** begin Data supplied **
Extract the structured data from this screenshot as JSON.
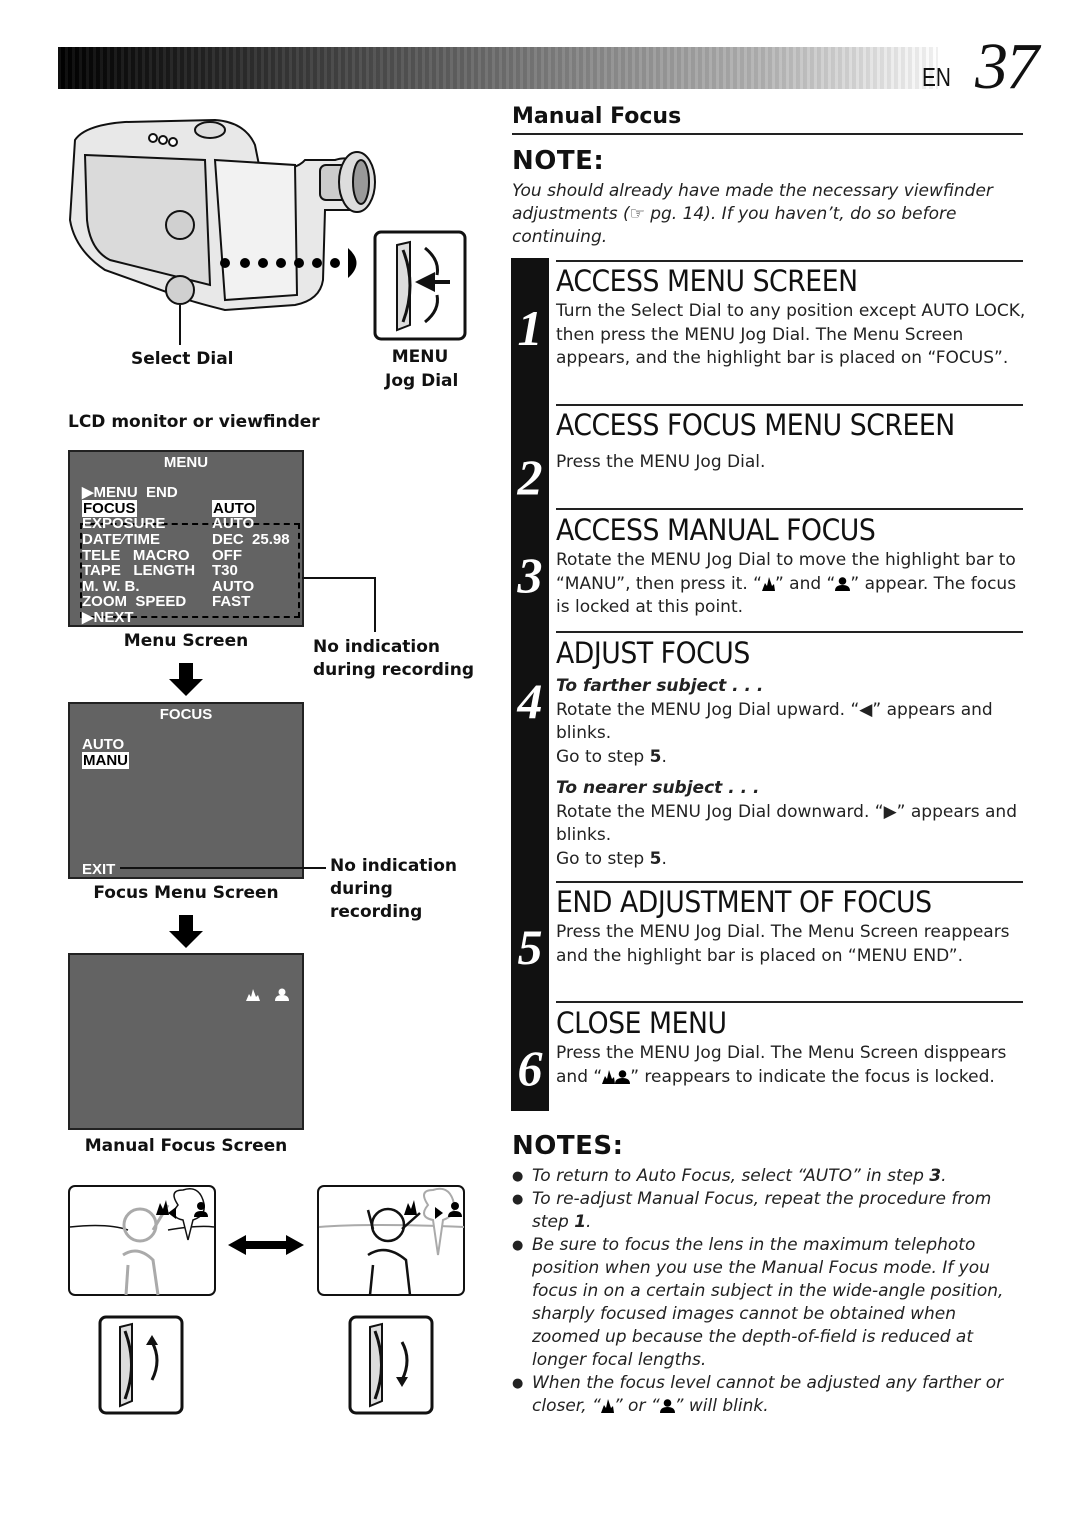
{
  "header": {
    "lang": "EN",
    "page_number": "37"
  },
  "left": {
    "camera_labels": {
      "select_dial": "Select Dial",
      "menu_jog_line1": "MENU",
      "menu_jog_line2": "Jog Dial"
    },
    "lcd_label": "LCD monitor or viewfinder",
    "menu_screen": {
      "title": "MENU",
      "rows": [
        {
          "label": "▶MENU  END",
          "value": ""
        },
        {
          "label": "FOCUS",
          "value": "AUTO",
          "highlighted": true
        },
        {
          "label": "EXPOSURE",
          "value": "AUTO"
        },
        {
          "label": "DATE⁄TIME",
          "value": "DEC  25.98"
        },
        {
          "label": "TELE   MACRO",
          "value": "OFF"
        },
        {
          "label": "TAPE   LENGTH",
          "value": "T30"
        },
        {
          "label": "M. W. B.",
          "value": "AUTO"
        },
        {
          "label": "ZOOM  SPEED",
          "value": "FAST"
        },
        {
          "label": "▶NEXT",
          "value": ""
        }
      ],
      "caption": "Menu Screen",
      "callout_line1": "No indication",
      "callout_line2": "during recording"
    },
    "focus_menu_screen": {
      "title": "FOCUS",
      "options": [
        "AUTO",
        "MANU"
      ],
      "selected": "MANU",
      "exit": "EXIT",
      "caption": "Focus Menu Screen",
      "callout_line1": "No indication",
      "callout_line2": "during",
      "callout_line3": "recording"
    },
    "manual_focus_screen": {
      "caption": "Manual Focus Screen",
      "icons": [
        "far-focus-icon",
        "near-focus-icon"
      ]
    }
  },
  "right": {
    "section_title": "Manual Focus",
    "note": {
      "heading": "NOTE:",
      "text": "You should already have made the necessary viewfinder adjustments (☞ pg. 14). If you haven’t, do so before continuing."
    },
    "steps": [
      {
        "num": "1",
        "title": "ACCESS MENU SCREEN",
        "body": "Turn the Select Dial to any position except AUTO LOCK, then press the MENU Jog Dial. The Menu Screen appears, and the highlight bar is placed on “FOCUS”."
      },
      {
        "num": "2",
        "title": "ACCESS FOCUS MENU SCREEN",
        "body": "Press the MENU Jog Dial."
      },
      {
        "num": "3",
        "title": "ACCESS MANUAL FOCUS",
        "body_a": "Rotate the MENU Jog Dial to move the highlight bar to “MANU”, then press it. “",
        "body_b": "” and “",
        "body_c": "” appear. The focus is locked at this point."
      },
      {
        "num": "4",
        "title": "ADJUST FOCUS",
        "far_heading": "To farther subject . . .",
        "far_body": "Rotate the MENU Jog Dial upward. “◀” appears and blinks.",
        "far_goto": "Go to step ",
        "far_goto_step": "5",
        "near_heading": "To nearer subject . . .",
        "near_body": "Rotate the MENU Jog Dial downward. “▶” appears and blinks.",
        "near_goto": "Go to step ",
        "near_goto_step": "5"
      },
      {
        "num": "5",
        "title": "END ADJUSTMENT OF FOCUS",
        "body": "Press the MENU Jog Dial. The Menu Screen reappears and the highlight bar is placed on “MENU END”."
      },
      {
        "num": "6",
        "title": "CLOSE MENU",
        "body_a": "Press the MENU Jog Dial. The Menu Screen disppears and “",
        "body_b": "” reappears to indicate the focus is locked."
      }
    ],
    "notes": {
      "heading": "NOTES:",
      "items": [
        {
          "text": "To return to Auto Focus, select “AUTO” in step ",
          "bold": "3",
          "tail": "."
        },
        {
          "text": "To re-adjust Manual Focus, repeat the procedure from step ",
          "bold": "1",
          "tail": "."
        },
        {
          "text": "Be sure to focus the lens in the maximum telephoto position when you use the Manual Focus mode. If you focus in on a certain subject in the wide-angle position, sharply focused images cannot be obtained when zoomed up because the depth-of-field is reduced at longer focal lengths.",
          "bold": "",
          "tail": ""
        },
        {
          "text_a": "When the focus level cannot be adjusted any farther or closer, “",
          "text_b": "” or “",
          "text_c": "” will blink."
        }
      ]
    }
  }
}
** end Data supplied **
Directive – Pull every line holding "AUTO" out of the records.

Expected answer –
          "value": "AUTO",
          "value": "AUTO"
          "value": "AUTO"
        "AUTO",
        "body": "Turn the Select Dial to any position except AUTO LOCK, then press the MENU Jog Dial. The Menu Screen appears, and the highlight bar is placed on “FOCUS”."
          "text": "To return to Auto Focus, select “AUTO” in step ",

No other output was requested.